RAW DATA>

--- Start ---

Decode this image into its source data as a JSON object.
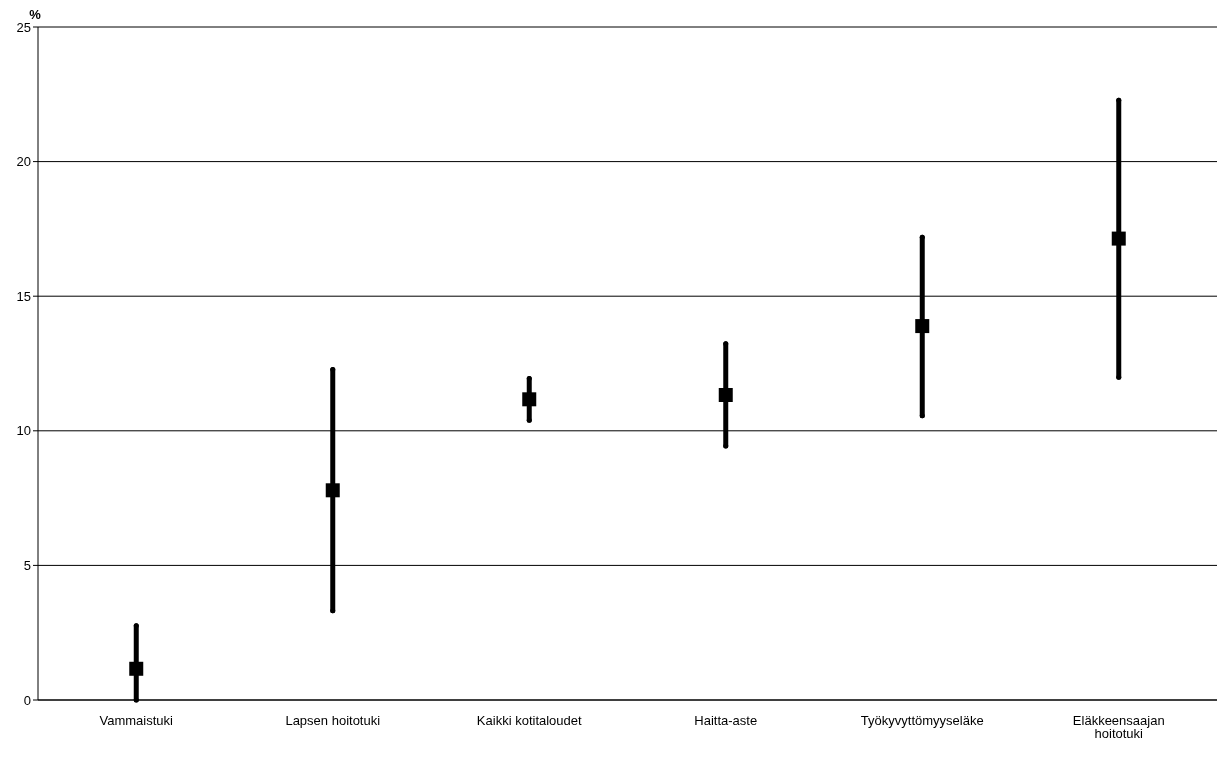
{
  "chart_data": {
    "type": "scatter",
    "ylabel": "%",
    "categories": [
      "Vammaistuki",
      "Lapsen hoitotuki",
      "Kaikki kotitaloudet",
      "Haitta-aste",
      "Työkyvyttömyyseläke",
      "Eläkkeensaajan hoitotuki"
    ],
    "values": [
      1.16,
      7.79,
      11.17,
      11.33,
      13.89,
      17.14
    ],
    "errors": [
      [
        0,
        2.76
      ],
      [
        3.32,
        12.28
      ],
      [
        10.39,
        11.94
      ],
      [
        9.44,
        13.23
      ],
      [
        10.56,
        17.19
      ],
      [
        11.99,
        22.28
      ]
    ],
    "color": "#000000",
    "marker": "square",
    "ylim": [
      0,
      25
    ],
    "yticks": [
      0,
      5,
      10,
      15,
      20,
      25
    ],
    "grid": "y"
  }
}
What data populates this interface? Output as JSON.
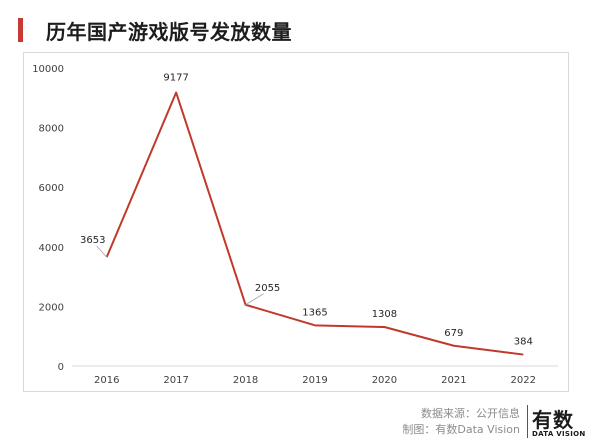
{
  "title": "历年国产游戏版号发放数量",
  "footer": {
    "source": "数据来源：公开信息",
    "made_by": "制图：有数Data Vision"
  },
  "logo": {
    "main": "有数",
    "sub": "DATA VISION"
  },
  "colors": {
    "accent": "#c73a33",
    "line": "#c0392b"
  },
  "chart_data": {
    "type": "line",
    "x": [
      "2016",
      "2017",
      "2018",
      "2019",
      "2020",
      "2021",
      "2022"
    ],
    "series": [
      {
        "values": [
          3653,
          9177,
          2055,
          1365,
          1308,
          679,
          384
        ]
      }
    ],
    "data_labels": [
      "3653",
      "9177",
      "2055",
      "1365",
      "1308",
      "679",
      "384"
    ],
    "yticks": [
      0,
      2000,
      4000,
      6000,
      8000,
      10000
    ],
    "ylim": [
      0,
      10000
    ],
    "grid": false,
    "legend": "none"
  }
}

--- End ---

WRITTEN INSTRUCTION>
Make an exact copy of the records above, with the pictures left out.

OUTPUT OF THE EXERCISE>
Decode this image into its source data as a JSON object.
{
  "chart_data": {
    "type": "scatter",
    "ylabel": "%",
    "categories": [
      "Vammaistuki",
      "Lapsen hoitotuki",
      "Kaikki kotitaloudet",
      "Haitta-aste",
      "Työkyvyttömyyseläke",
      "Eläkkeensaajan hoitotuki"
    ],
    "values": [
      1.16,
      7.79,
      11.17,
      11.33,
      13.89,
      17.14
    ],
    "errors": [
      [
        0,
        2.76
      ],
      [
        3.32,
        12.28
      ],
      [
        10.39,
        11.94
      ],
      [
        9.44,
        13.23
      ],
      [
        10.56,
        17.19
      ],
      [
        11.99,
        22.28
      ]
    ],
    "color": "#000000",
    "marker": "square",
    "ylim": [
      0,
      25
    ],
    "yticks": [
      0,
      5,
      10,
      15,
      20,
      25
    ],
    "grid": "y"
  }
}
What data populates this interface? Output as JSON.
{
  "title": "历年国产游戏版号发放数量",
  "footer": {
    "source": "数据来源：公开信息",
    "made_by": "制图：有数Data Vision"
  },
  "logo": {
    "main": "有数",
    "sub": "DATA VISION"
  },
  "colors": {
    "accent": "#c73a33",
    "line": "#c0392b"
  },
  "chart_data": {
    "type": "line",
    "x": [
      "2016",
      "2017",
      "2018",
      "2019",
      "2020",
      "2021",
      "2022"
    ],
    "series": [
      {
        "values": [
          3653,
          9177,
          2055,
          1365,
          1308,
          679,
          384
        ]
      }
    ],
    "data_labels": [
      "3653",
      "9177",
      "2055",
      "1365",
      "1308",
      "679",
      "384"
    ],
    "yticks": [
      0,
      2000,
      4000,
      6000,
      8000,
      10000
    ],
    "ylim": [
      0,
      10000
    ],
    "grid": false,
    "legend": "none"
  }
}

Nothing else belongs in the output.